# THE REQUEST
What follows is a listing; give it again exactly, in its entirety.

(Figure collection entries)
════════════════════

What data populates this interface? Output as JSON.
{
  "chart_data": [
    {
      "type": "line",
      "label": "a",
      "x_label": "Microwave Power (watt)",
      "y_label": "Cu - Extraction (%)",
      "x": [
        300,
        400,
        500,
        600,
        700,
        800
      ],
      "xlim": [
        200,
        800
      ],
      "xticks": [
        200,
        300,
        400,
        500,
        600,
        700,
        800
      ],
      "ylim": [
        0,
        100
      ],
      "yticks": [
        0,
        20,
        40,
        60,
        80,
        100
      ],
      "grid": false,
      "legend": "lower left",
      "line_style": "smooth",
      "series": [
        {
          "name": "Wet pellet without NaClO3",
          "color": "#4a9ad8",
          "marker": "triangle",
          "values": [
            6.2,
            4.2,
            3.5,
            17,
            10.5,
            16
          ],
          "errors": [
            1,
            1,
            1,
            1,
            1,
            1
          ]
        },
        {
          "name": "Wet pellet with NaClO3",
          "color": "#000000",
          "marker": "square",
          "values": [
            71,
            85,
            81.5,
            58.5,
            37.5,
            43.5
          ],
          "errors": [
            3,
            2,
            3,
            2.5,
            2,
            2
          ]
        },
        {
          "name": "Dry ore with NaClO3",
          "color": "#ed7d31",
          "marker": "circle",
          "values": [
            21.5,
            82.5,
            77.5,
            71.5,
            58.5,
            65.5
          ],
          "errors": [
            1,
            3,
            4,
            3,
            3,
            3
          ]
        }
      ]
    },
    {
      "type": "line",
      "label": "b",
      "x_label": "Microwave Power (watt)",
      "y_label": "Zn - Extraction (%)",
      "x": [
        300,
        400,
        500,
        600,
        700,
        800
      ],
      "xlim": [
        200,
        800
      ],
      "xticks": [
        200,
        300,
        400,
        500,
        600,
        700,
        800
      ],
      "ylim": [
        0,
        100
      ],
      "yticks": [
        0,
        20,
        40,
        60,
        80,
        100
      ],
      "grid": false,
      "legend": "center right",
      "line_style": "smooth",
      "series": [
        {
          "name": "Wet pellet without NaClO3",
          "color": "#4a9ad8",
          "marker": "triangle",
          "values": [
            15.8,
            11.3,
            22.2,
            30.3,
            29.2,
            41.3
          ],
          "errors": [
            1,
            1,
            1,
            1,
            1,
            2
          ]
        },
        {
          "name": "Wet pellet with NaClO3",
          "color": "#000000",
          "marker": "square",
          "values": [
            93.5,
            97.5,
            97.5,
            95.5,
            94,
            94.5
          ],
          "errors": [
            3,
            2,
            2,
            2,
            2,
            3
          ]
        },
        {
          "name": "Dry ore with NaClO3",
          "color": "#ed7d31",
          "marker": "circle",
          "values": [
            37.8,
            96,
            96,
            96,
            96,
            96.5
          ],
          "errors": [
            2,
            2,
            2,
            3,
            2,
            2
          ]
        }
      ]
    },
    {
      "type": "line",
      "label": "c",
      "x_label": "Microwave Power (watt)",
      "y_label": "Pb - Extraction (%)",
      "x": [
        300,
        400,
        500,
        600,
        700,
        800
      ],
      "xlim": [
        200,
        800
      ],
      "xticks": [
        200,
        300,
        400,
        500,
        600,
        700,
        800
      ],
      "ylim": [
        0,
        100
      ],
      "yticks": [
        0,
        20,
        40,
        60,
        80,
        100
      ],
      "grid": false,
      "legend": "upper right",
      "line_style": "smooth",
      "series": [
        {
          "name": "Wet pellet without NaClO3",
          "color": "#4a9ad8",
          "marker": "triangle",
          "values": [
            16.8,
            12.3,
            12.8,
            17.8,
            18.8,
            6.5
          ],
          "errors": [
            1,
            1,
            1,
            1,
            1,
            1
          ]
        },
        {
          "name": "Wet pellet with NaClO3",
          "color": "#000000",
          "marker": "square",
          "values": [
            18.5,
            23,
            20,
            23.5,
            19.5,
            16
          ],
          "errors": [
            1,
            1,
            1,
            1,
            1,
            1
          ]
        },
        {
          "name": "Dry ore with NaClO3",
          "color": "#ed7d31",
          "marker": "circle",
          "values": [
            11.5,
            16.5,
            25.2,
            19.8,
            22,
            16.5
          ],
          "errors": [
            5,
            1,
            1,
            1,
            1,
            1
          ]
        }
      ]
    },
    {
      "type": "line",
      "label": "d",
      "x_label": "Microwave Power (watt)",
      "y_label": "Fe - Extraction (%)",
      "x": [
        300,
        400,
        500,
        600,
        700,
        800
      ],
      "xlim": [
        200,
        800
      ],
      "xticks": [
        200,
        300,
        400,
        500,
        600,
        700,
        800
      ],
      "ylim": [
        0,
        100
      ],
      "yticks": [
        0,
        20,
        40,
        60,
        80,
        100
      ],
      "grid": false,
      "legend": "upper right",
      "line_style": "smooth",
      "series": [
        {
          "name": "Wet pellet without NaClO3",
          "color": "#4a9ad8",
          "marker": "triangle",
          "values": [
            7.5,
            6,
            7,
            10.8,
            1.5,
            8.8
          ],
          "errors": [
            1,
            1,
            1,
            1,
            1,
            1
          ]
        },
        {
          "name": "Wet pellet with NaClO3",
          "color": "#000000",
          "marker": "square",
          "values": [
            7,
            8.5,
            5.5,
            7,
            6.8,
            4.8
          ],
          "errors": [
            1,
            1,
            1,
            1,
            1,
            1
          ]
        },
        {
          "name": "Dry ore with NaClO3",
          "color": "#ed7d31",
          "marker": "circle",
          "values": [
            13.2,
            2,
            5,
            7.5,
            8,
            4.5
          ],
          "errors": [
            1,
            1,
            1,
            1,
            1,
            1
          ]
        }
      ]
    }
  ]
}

════════════════════

# SOLUTION
What data populates this interface? Output as JSON.
{
  "chart_data": [
    {
      "type": "line",
      "label": "a",
      "x_label": "Microwave Power (watt)",
      "y_label": "Cu - Extraction (%)",
      "x": [
        300,
        400,
        500,
        600,
        700,
        800
      ],
      "xlim": [
        200,
        800
      ],
      "xticks": [
        200,
        300,
        400,
        500,
        600,
        700,
        800
      ],
      "ylim": [
        0,
        100
      ],
      "yticks": [
        0,
        20,
        40,
        60,
        80,
        100
      ],
      "grid": false,
      "legend": "lower left",
      "line_style": "smooth",
      "series": [
        {
          "name": "Wet pellet without NaClO3",
          "color": "#4a9ad8",
          "marker": "triangle",
          "values": [
            6.2,
            4.2,
            3.5,
            17,
            10.5,
            16
          ],
          "errors": [
            1,
            1,
            1,
            1,
            1,
            1
          ]
        },
        {
          "name": "Wet pellet with NaClO3",
          "color": "#000000",
          "marker": "square",
          "values": [
            71,
            85,
            81.5,
            58.5,
            37.5,
            43.5
          ],
          "errors": [
            3,
            2,
            3,
            2.5,
            2,
            2
          ]
        },
        {
          "name": "Dry ore with NaClO3",
          "color": "#ed7d31",
          "marker": "circle",
          "values": [
            21.5,
            82.5,
            77.5,
            71.5,
            58.5,
            65.5
          ],
          "errors": [
            1,
            3,
            4,
            3,
            3,
            3
          ]
        }
      ]
    },
    {
      "type": "line",
      "label": "b",
      "x_label": "Microwave Power (watt)",
      "y_label": "Zn - Extraction (%)",
      "x": [
        300,
        400,
        500,
        600,
        700,
        800
      ],
      "xlim": [
        200,
        800
      ],
      "xticks": [
        200,
        300,
        400,
        500,
        600,
        700,
        800
      ],
      "ylim": [
        0,
        100
      ],
      "yticks": [
        0,
        20,
        40,
        60,
        80,
        100
      ],
      "grid": false,
      "legend": "center right",
      "line_style": "smooth",
      "series": [
        {
          "name": "Wet pellet without NaClO3",
          "color": "#4a9ad8",
          "marker": "triangle",
          "values": [
            15.8,
            11.3,
            22.2,
            30.3,
            29.2,
            41.3
          ],
          "errors": [
            1,
            1,
            1,
            1,
            1,
            2
          ]
        },
        {
          "name": "Wet pellet with NaClO3",
          "color": "#000000",
          "marker": "square",
          "values": [
            93.5,
            97.5,
            97.5,
            95.5,
            94,
            94.5
          ],
          "errors": [
            3,
            2,
            2,
            2,
            2,
            3
          ]
        },
        {
          "name": "Dry ore with NaClO3",
          "color": "#ed7d31",
          "marker": "circle",
          "values": [
            37.8,
            96,
            96,
            96,
            96,
            96.5
          ],
          "errors": [
            2,
            2,
            2,
            3,
            2,
            2
          ]
        }
      ]
    },
    {
      "type": "line",
      "label": "c",
      "x_label": "Microwave Power (watt)",
      "y_label": "Pb - Extraction (%)",
      "x": [
        300,
        400,
        500,
        600,
        700,
        800
      ],
      "xlim": [
        200,
        800
      ],
      "xticks": [
        200,
        300,
        400,
        500,
        600,
        700,
        800
      ],
      "ylim": [
        0,
        100
      ],
      "yticks": [
        0,
        20,
        40,
        60,
        80,
        100
      ],
      "grid": false,
      "legend": "upper right",
      "line_style": "smooth",
      "series": [
        {
          "name": "Wet pellet without NaClO3",
          "color": "#4a9ad8",
          "marker": "triangle",
          "values": [
            16.8,
            12.3,
            12.8,
            17.8,
            18.8,
            6.5
          ],
          "errors": [
            1,
            1,
            1,
            1,
            1,
            1
          ]
        },
        {
          "name": "Wet pellet with NaClO3",
          "color": "#000000",
          "marker": "square",
          "values": [
            18.5,
            23,
            20,
            23.5,
            19.5,
            16
          ],
          "errors": [
            1,
            1,
            1,
            1,
            1,
            1
          ]
        },
        {
          "name": "Dry ore with NaClO3",
          "color": "#ed7d31",
          "marker": "circle",
          "values": [
            11.5,
            16.5,
            25.2,
            19.8,
            22,
            16.5
          ],
          "errors": [
            5,
            1,
            1,
            1,
            1,
            1
          ]
        }
      ]
    },
    {
      "type": "line",
      "label": "d",
      "x_label": "Microwave Power (watt)",
      "y_label": "Fe - Extraction (%)",
      "x": [
        300,
        400,
        500,
        600,
        700,
        800
      ],
      "xlim": [
        200,
        800
      ],
      "xticks": [
        200,
        300,
        400,
        500,
        600,
        700,
        800
      ],
      "ylim": [
        0,
        100
      ],
      "yticks": [
        0,
        20,
        40,
        60,
        80,
        100
      ],
      "grid": false,
      "legend": "upper right",
      "line_style": "smooth",
      "series": [
        {
          "name": "Wet pellet without NaClO3",
          "color": "#4a9ad8",
          "marker": "triangle",
          "values": [
            7.5,
            6,
            7,
            10.8,
            1.5,
            8.8
          ],
          "errors": [
            1,
            1,
            1,
            1,
            1,
            1
          ]
        },
        {
          "name": "Wet pellet with NaClO3",
          "color": "#000000",
          "marker": "square",
          "values": [
            7,
            8.5,
            5.5,
            7,
            6.8,
            4.8
          ],
          "errors": [
            1,
            1,
            1,
            1,
            1,
            1
          ]
        },
        {
          "name": "Dry ore with NaClO3",
          "color": "#ed7d31",
          "marker": "circle",
          "values": [
            13.2,
            2,
            5,
            7.5,
            8,
            4.5
          ],
          "errors": [
            1,
            1,
            1,
            1,
            1,
            1
          ]
        }
      ]
    }
  ]
}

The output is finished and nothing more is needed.